**Required work:** Find every line with the word "title" and report how many there are, without any other text.

**Information shown:**

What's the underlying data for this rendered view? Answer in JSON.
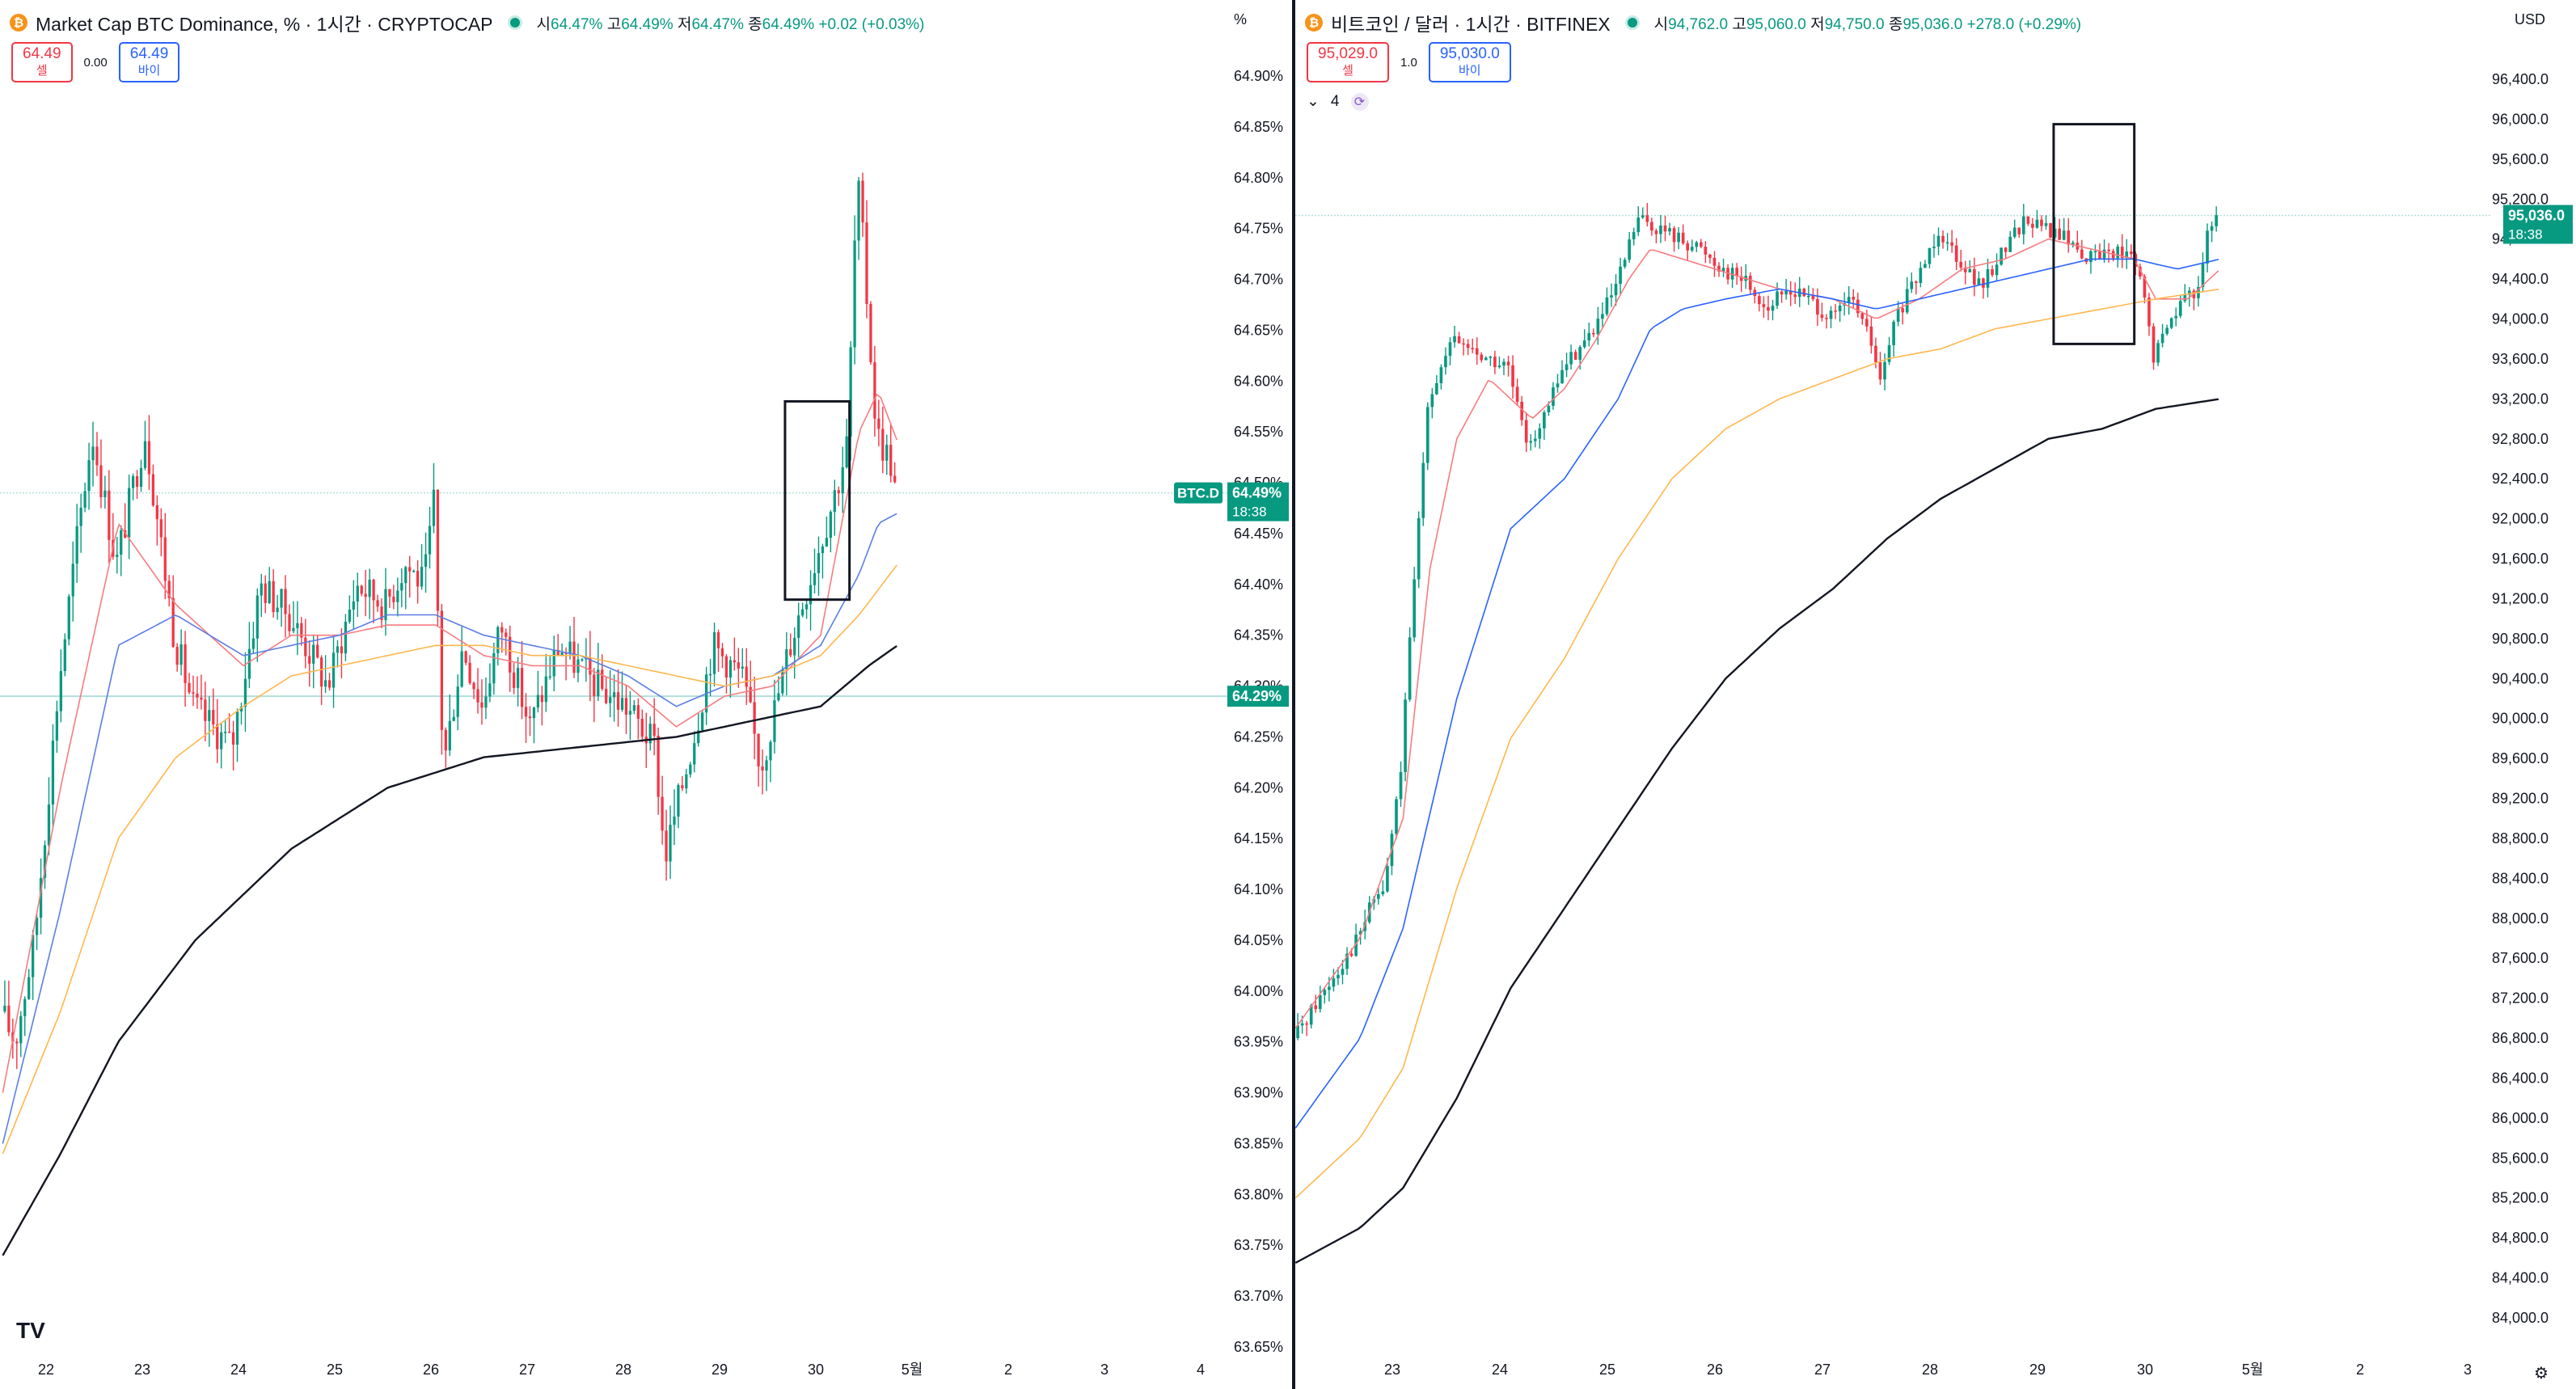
{
  "left": {
    "coin_icon": "bitcoin-icon",
    "title": "Market Cap BTC Dominance, % · 1시간 · CRYPTOCAP",
    "ohlc": {
      "o_label": "시",
      "o": "64.47%",
      "h_label": "고",
      "h": "64.49%",
      "l_label": "저",
      "l": "64.47%",
      "c_label": "종",
      "c": "64.49%",
      "change": "+0.02 (+0.03%)"
    },
    "unit": "%",
    "sell_price": "64.49",
    "sell_label": "셀",
    "buy_price": "64.49",
    "buy_label": "바이",
    "spread": "0.00",
    "symbol_tag": "BTC.D",
    "last_price": "64.49%",
    "countdown": "18:38",
    "line_price": "64.29%",
    "logo": "TV"
  },
  "right": {
    "coin_icon": "bitcoin-icon",
    "title": "비트코인 / 달러 · 1시간 · BITFINEX",
    "ohlc": {
      "o_label": "시",
      "o": "94,762.0",
      "h_label": "고",
      "h": "95,060.0",
      "l_label": "저",
      "l": "94,750.0",
      "c_label": "종",
      "c": "95,036.0",
      "change": "+278.0 (+0.29%)"
    },
    "unit": "USD",
    "sell_price": "95,029.0",
    "sell_label": "셀",
    "buy_price": "95,030.0",
    "buy_label": "바이",
    "spread": "1.0",
    "indicator_count": "4",
    "last_price": "95,036.0",
    "countdown": "18:38"
  },
  "colors": {
    "up": "#089981",
    "down": "#f23645",
    "ma_fast": "#f77c80",
    "ma_mid": "#5b7ee5",
    "ma_slow": "#ffb74d",
    "ma_long": "#131722"
  },
  "chart_data": [
    {
      "type": "candlestick",
      "title": "Market Cap BTC Dominance, % · 1시간 · CRYPTOCAP",
      "xlabel": "",
      "ylabel": "%",
      "x_ticks": [
        "22",
        "23",
        "24",
        "25",
        "26",
        "27",
        "28",
        "29",
        "30",
        "5월",
        "2",
        "3",
        "4"
      ],
      "y_ticks": [
        "64.90%",
        "64.85%",
        "64.80%",
        "64.75%",
        "64.70%",
        "64.65%",
        "64.60%",
        "64.55%",
        "64.50%",
        "64.45%",
        "64.40%",
        "64.35%",
        "64.30%",
        "64.25%",
        "64.20%",
        "64.15%",
        "64.10%",
        "64.05%",
        "64.00%",
        "63.95%",
        "63.90%",
        "63.85%",
        "63.80%",
        "63.75%",
        "63.70%",
        "63.65%"
      ],
      "ylim": [
        63.635,
        64.94
      ],
      "last_value": 64.49,
      "horizontal_line": 64.29,
      "anchors": [
        [
          0,
          63.98
        ],
        [
          0.15,
          63.95
        ],
        [
          0.35,
          64.05
        ],
        [
          0.6,
          64.3
        ],
        [
          0.8,
          64.45
        ],
        [
          0.95,
          64.55
        ],
        [
          1.2,
          64.42
        ],
        [
          1.5,
          64.55
        ],
        [
          1.8,
          64.35
        ],
        [
          2.0,
          64.28
        ],
        [
          2.4,
          64.24
        ],
        [
          2.7,
          64.4
        ],
        [
          3.0,
          64.37
        ],
        [
          3.4,
          64.3
        ],
        [
          3.7,
          64.4
        ],
        [
          4.0,
          64.38
        ],
        [
          4.2,
          64.42
        ],
        [
          4.4,
          64.4
        ],
        [
          4.5,
          64.48
        ],
        [
          4.6,
          64.22
        ],
        [
          4.8,
          64.34
        ],
        [
          5.0,
          64.28
        ],
        [
          5.2,
          64.36
        ],
        [
          5.5,
          64.26
        ],
        [
          5.8,
          64.34
        ],
        [
          6.2,
          64.3
        ],
        [
          6.5,
          64.28
        ],
        [
          6.8,
          64.24
        ],
        [
          6.9,
          64.13
        ],
        [
          7.2,
          64.25
        ],
        [
          7.4,
          64.34
        ],
        [
          7.7,
          64.31
        ],
        [
          7.9,
          64.22
        ],
        [
          8.2,
          64.34
        ],
        [
          8.45,
          64.42
        ],
        [
          8.7,
          64.5
        ],
        [
          8.8,
          64.54
        ],
        [
          8.9,
          64.8
        ],
        [
          8.95,
          64.75
        ],
        [
          9.1,
          64.55
        ],
        [
          9.25,
          64.52
        ],
        [
          9.3,
          64.49
        ]
      ],
      "moving_averages": [
        {
          "color": "#f77c80",
          "anchors": [
            [
              0,
              63.9
            ],
            [
              0.6,
              64.2
            ],
            [
              1.2,
              64.46
            ],
            [
              1.8,
              64.38
            ],
            [
              2.5,
              64.32
            ],
            [
              3.0,
              64.35
            ],
            [
              3.5,
              64.35
            ],
            [
              4.0,
              64.36
            ],
            [
              4.5,
              64.36
            ],
            [
              5.0,
              64.33
            ],
            [
              5.5,
              64.32
            ],
            [
              6.0,
              64.32
            ],
            [
              6.5,
              64.3
            ],
            [
              7.0,
              64.26
            ],
            [
              7.5,
              64.29
            ],
            [
              8.0,
              64.3
            ],
            [
              8.5,
              64.35
            ],
            [
              8.9,
              64.55
            ],
            [
              9.1,
              64.59
            ],
            [
              9.3,
              64.54
            ]
          ]
        },
        {
          "color": "#5b7ee5",
          "anchors": [
            [
              0,
              63.85
            ],
            [
              0.6,
              64.08
            ],
            [
              1.2,
              64.34
            ],
            [
              1.8,
              64.37
            ],
            [
              2.5,
              64.33
            ],
            [
              3.0,
              64.34
            ],
            [
              3.5,
              64.35
            ],
            [
              4.0,
              64.37
            ],
            [
              4.5,
              64.37
            ],
            [
              5.0,
              64.35
            ],
            [
              5.5,
              64.34
            ],
            [
              6.0,
              64.33
            ],
            [
              6.5,
              64.31
            ],
            [
              7.0,
              64.28
            ],
            [
              7.5,
              64.3
            ],
            [
              8.0,
              64.31
            ],
            [
              8.5,
              64.34
            ],
            [
              8.9,
              64.41
            ],
            [
              9.1,
              64.46
            ],
            [
              9.3,
              64.47
            ]
          ]
        },
        {
          "color": "#ffb74d",
          "anchors": [
            [
              0,
              63.84
            ],
            [
              0.6,
              63.98
            ],
            [
              1.2,
              64.15
            ],
            [
              1.8,
              64.23
            ],
            [
              2.5,
              64.28
            ],
            [
              3.0,
              64.31
            ],
            [
              3.5,
              64.32
            ],
            [
              4.0,
              64.33
            ],
            [
              4.5,
              64.34
            ],
            [
              5.0,
              64.34
            ],
            [
              5.5,
              64.33
            ],
            [
              6.0,
              64.33
            ],
            [
              6.5,
              64.32
            ],
            [
              7.0,
              64.31
            ],
            [
              7.5,
              64.3
            ],
            [
              8.0,
              64.31
            ],
            [
              8.5,
              64.33
            ],
            [
              8.9,
              64.37
            ],
            [
              9.3,
              64.42
            ]
          ]
        },
        {
          "color": "#131722",
          "anchors": [
            [
              0,
              63.74
            ],
            [
              0.6,
              63.84
            ],
            [
              1.2,
              63.95
            ],
            [
              2.0,
              64.05
            ],
            [
              3.0,
              64.14
            ],
            [
              4.0,
              64.2
            ],
            [
              5.0,
              64.23
            ],
            [
              6.0,
              64.24
            ],
            [
              7.0,
              64.25
            ],
            [
              8.0,
              64.27
            ],
            [
              8.5,
              64.28
            ],
            [
              9.0,
              64.32
            ],
            [
              9.3,
              64.34
            ]
          ]
        }
      ],
      "annotation_box": {
        "x0": 8.13,
        "x1": 8.8,
        "y0": 64.385,
        "y1": 64.58
      }
    },
    {
      "type": "candlestick",
      "title": "비트코인 / 달러 · 1시간 · BITFINEX",
      "xlabel": "",
      "ylabel": "USD",
      "x_ticks": [
        "23",
        "24",
        "25",
        "26",
        "27",
        "28",
        "29",
        "30",
        "5월",
        "2",
        "3"
      ],
      "y_ticks": [
        "96,400.0",
        "96,000.0",
        "95,600.0",
        "95,200.0",
        "94,800.0",
        "94,400.0",
        "94,000.0",
        "93,600.0",
        "93,200.0",
        "92,800.0",
        "92,400.0",
        "92,000.0",
        "91,600.0",
        "91,200.0",
        "90,800.0",
        "90,400.0",
        "90,000.0",
        "89,600.0",
        "89,200.0",
        "88,800.0",
        "88,400.0",
        "88,000.0",
        "87,600.0",
        "87,200.0",
        "86,800.0",
        "86,400.0",
        "86,000.0",
        "85,600.0",
        "85,200.0",
        "84,800.0",
        "84,400.0",
        "84,000.0"
      ],
      "ylim": [
        83,
        825,
        96,
        800
      ],
      "last_value": 95036,
      "anchors": [
        [
          0,
          86800
        ],
        [
          0.3,
          87300
        ],
        [
          0.6,
          87800
        ],
        [
          0.75,
          88200
        ],
        [
          0.85,
          88300
        ],
        [
          1.0,
          89500
        ],
        [
          1.1,
          91000
        ],
        [
          1.25,
          93200
        ],
        [
          1.5,
          93800
        ],
        [
          1.8,
          93600
        ],
        [
          2.0,
          93500
        ],
        [
          2.15,
          92800
        ],
        [
          2.3,
          92900
        ],
        [
          2.5,
          93500
        ],
        [
          2.8,
          93900
        ],
        [
          3.0,
          94300
        ],
        [
          3.2,
          95000
        ],
        [
          3.4,
          94900
        ],
        [
          3.6,
          94800
        ],
        [
          3.8,
          94700
        ],
        [
          4.0,
          94500
        ],
        [
          4.2,
          94400
        ],
        [
          4.4,
          94100
        ],
        [
          4.6,
          94300
        ],
        [
          4.8,
          94200
        ],
        [
          5.0,
          94000
        ],
        [
          5.2,
          94200
        ],
        [
          5.4,
          93700
        ],
        [
          5.45,
          93300
        ],
        [
          5.6,
          94000
        ],
        [
          5.8,
          94400
        ],
        [
          6.0,
          94900
        ],
        [
          6.2,
          94600
        ],
        [
          6.4,
          94300
        ],
        [
          6.6,
          94700
        ],
        [
          6.8,
          95000
        ],
        [
          7.0,
          94900
        ],
        [
          7.2,
          94800
        ],
        [
          7.4,
          94600
        ],
        [
          7.6,
          94700
        ],
        [
          7.8,
          94600
        ],
        [
          7.9,
          94300
        ],
        [
          8.0,
          93600
        ],
        [
          8.2,
          94100
        ],
        [
          8.4,
          94300
        ],
        [
          8.5,
          94800
        ],
        [
          8.6,
          95036
        ]
      ],
      "moving_averages": [
        {
          "color": "#f77c80",
          "anchors": [
            [
              0,
              86900
            ],
            [
              0.6,
              87800
            ],
            [
              1.0,
              89000
            ],
            [
              1.25,
              91500
            ],
            [
              1.5,
              92800
            ],
            [
              1.8,
              93400
            ],
            [
              2.2,
              93000
            ],
            [
              2.5,
              93300
            ],
            [
              2.8,
              93800
            ],
            [
              3.1,
              94400
            ],
            [
              3.3,
              94700
            ],
            [
              3.6,
              94600
            ],
            [
              3.9,
              94500
            ],
            [
              4.2,
              94400
            ],
            [
              4.5,
              94300
            ],
            [
              5.0,
              94200
            ],
            [
              5.4,
              94000
            ],
            [
              5.8,
              94200
            ],
            [
              6.2,
              94500
            ],
            [
              6.6,
              94600
            ],
            [
              7.0,
              94800
            ],
            [
              7.4,
              94700
            ],
            [
              7.8,
              94600
            ],
            [
              8.0,
              94200
            ],
            [
              8.3,
              94200
            ],
            [
              8.6,
              94500
            ]
          ]
        },
        {
          "color": "#2962ff",
          "anchors": [
            [
              0,
              85900
            ],
            [
              0.6,
              86800
            ],
            [
              1.0,
              87900
            ],
            [
              1.5,
              90200
            ],
            [
              2.0,
              91900
            ],
            [
              2.5,
              92400
            ],
            [
              3.0,
              93200
            ],
            [
              3.3,
              93900
            ],
            [
              3.6,
              94100
            ],
            [
              4.0,
              94200
            ],
            [
              4.5,
              94300
            ],
            [
              5.0,
              94200
            ],
            [
              5.4,
              94100
            ],
            [
              5.8,
              94200
            ],
            [
              6.2,
              94300
            ],
            [
              6.6,
              94400
            ],
            [
              7.0,
              94500
            ],
            [
              7.4,
              94600
            ],
            [
              7.8,
              94600
            ],
            [
              8.2,
              94500
            ],
            [
              8.6,
              94600
            ]
          ]
        },
        {
          "color": "#ffb74d",
          "anchors": [
            [
              0,
              85200
            ],
            [
              0.6,
              85800
            ],
            [
              1.0,
              86500
            ],
            [
              1.5,
              88300
            ],
            [
              2.0,
              89800
            ],
            [
              2.5,
              90600
            ],
            [
              3.0,
              91600
            ],
            [
              3.5,
              92400
            ],
            [
              4.0,
              92900
            ],
            [
              4.5,
              93200
            ],
            [
              5.0,
              93400
            ],
            [
              5.5,
              93600
            ],
            [
              6.0,
              93700
            ],
            [
              6.5,
              93900
            ],
            [
              7.0,
              94000
            ],
            [
              7.5,
              94100
            ],
            [
              8.0,
              94200
            ],
            [
              8.6,
              94300
            ]
          ]
        },
        {
          "color": "#131722",
          "anchors": [
            [
              0,
              84550
            ],
            [
              0.6,
              84900
            ],
            [
              1.0,
              85300
            ],
            [
              1.5,
              86200
            ],
            [
              2.0,
              87300
            ],
            [
              2.5,
              88100
            ],
            [
              3.0,
              88900
            ],
            [
              3.5,
              89700
            ],
            [
              4.0,
              90400
            ],
            [
              4.5,
              90900
            ],
            [
              5.0,
              91300
            ],
            [
              5.5,
              91800
            ],
            [
              6.0,
              92200
            ],
            [
              6.5,
              92500
            ],
            [
              7.0,
              92800
            ],
            [
              7.5,
              92900
            ],
            [
              8.0,
              93100
            ],
            [
              8.6,
              93200
            ]
          ]
        }
      ],
      "annotation_box": {
        "x0": 7.05,
        "x1": 7.8,
        "y0": 93750,
        "y1": 95950
      }
    }
  ]
}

**Response:** 4